# Scary thought.....



## STANKYfish (Apr 21, 2011)

We had a brief power outage this morning. I awoke after it was out for 1 hour. Some water overflowed onto the floor but luckily it is in basement so only onto cement. Hubby in yukon working  I tried to start generator but no go. Luckily power came back on, so about 2 1/2 hours without. Everything is fine but what a scary thought when you are going to lose a few thousand dollars worth of corals and fish.


----------



## clintgv (May 6, 2010)

Glad you didnt lose any fish or corals. That would be devastating waking up to that kind of tank. One of the bad things about having salt water tanks. They cost more then fresh water tanks. ^^


----------



## neven (May 15, 2010)

when you start the generator, there should be a choke lever, move it to the turtle side if its labelled, or opposite side if its not. Most cases when generators dont start up is because people forget to turn the choke down first. also some generators have a switch on the cap that will seal the gas compartment. and lastly, some have on switches, or even seperate switches for their receptacles.

DATA ROWS:
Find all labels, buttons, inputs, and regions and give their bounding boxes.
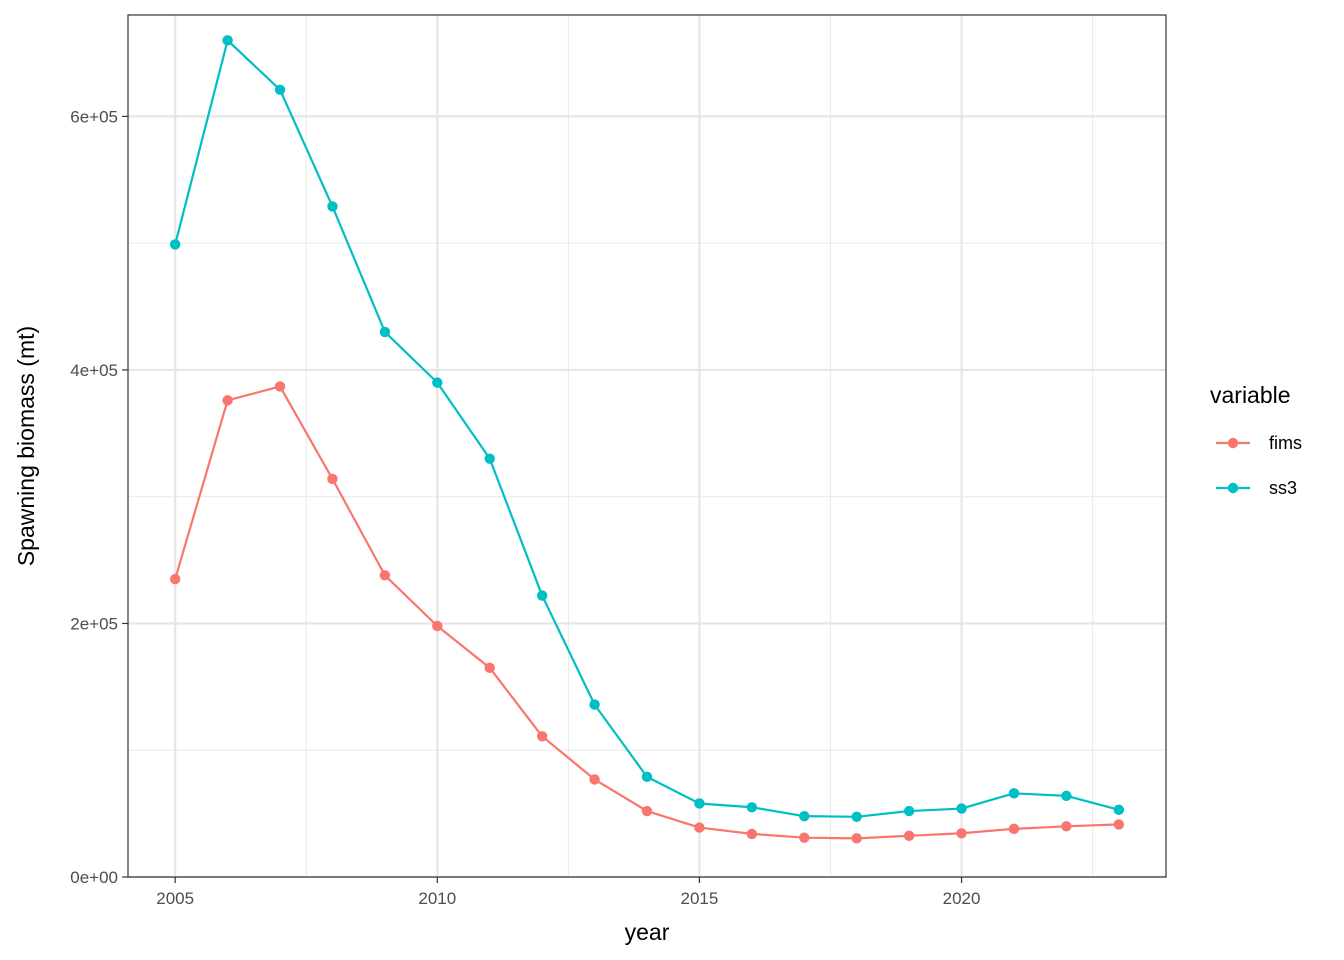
series-ss3 (169, 35, 1125, 822)
legend-items: fims ss3 (1216, 433, 1302, 498)
y-tick-labels: 0e+00 2e+05 4e+05 6e+05 (70, 107, 118, 887)
series-fims (169, 381, 1125, 844)
data-point-fims (484, 662, 495, 674)
data-point-ss3 (432, 377, 443, 388)
data-point-ss3 (222, 35, 233, 46)
y-tick-label: 0e+00 (70, 868, 118, 887)
legend-item-fims: fims (1216, 433, 1302, 453)
data-point-fims (222, 395, 233, 406)
data-point-ss3 (1113, 804, 1125, 816)
series-layer (169, 35, 1125, 844)
data-point-ss3 (694, 798, 705, 809)
data-point-ss3 (851, 811, 862, 822)
data-point-ss3 (956, 803, 967, 814)
data-point-ss3 (536, 590, 548, 601)
data-point-fims (589, 774, 600, 785)
data-point-ss3 (274, 84, 286, 95)
data-point-ss3 (327, 201, 338, 212)
data-point-fims (956, 828, 967, 839)
data-point-ss3 (379, 326, 391, 338)
data-point-ss3 (641, 771, 653, 783)
minor-grid (128, 15, 1166, 877)
legend-key-point (1227, 437, 1239, 449)
data-point-ss3 (484, 453, 495, 464)
data-point-fims (694, 822, 705, 833)
legend-title: variable (1210, 382, 1291, 408)
data-point-fims (379, 570, 391, 581)
data-point-fims (432, 620, 443, 632)
data-point-ss3 (589, 699, 600, 710)
y-tick-label: 4e+05 (70, 361, 118, 380)
legend-key-point (1227, 482, 1239, 494)
data-point-fims (274, 381, 286, 392)
axis-ticks (122, 115, 963, 883)
y-tick-label: 2e+05 (70, 614, 118, 633)
data-point-fims (851, 833, 862, 844)
x-tick-labels: 2005 2010 2015 2020 (156, 889, 980, 908)
legend-label: ss3 (1269, 478, 1297, 498)
data-point-fims (746, 828, 758, 840)
data-point-fims (903, 830, 915, 842)
data-point-ss3 (169, 239, 181, 250)
data-point-fims (1061, 821, 1072, 832)
data-point-ss3 (1061, 790, 1072, 802)
data-point-fims (169, 573, 181, 585)
x-tick-label: 2020 (943, 889, 981, 908)
data-point-ss3 (746, 802, 758, 813)
legend-label: fims (1269, 433, 1302, 453)
data-point-fims (1113, 819, 1125, 830)
y-axis-title: Spawning biomass (mt) (13, 326, 39, 566)
x-tick-label: 2015 (681, 889, 719, 908)
x-tick-label: 2010 (418, 889, 456, 908)
legend: variable fims ss3 (1210, 382, 1302, 498)
x-tick-label: 2005 (156, 889, 194, 908)
data-point-fims (536, 731, 548, 742)
legend-item-ss3: ss3 (1216, 478, 1297, 498)
data-point-ss3 (1008, 788, 1020, 799)
data-point-fims (799, 832, 810, 843)
data-point-ss3 (799, 810, 810, 822)
data-point-fims (327, 473, 338, 485)
x-axis-title: year (625, 919, 670, 945)
data-point-fims (641, 805, 653, 817)
data-point-ss3 (903, 805, 915, 817)
y-tick-label: 6e+05 (70, 107, 118, 126)
data-point-fims (1008, 823, 1020, 835)
panel-border (127, 14, 1167, 878)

WRITTEN INSTRUCTION 1:
In the forum thread, turn the paragraph beginning "when you start the generator" into a short bulleted list that keeps its main points.
WRITTEN INSTRUCTION 2:
Reproduce the part of the forum thread between "## neven (May" and "for their receptacles.", inclusive.

RESPONSE 1:
- Move the choke lever to the turtle side if it is labeled, or to the opposite side if it is not.
- Generators most often fail to start because people forget to turn the choke down first.
- Some generators have a switch on the cap that seals the gas compartment.
- Some have on switches, or separate switches for their receptacles.

RESPONSE 2:
## neven (May 15, 2010)

when you start the generator, there should be a choke lever, move it to the turtle side if its labelled, or opposite side if its not. Most cases when generators dont start up is because people forget to turn the choke down first. also some generators have a switch on the cap that will seal the gas compartment. and lastly, some have on switches, or even seperate switches for their receptacles.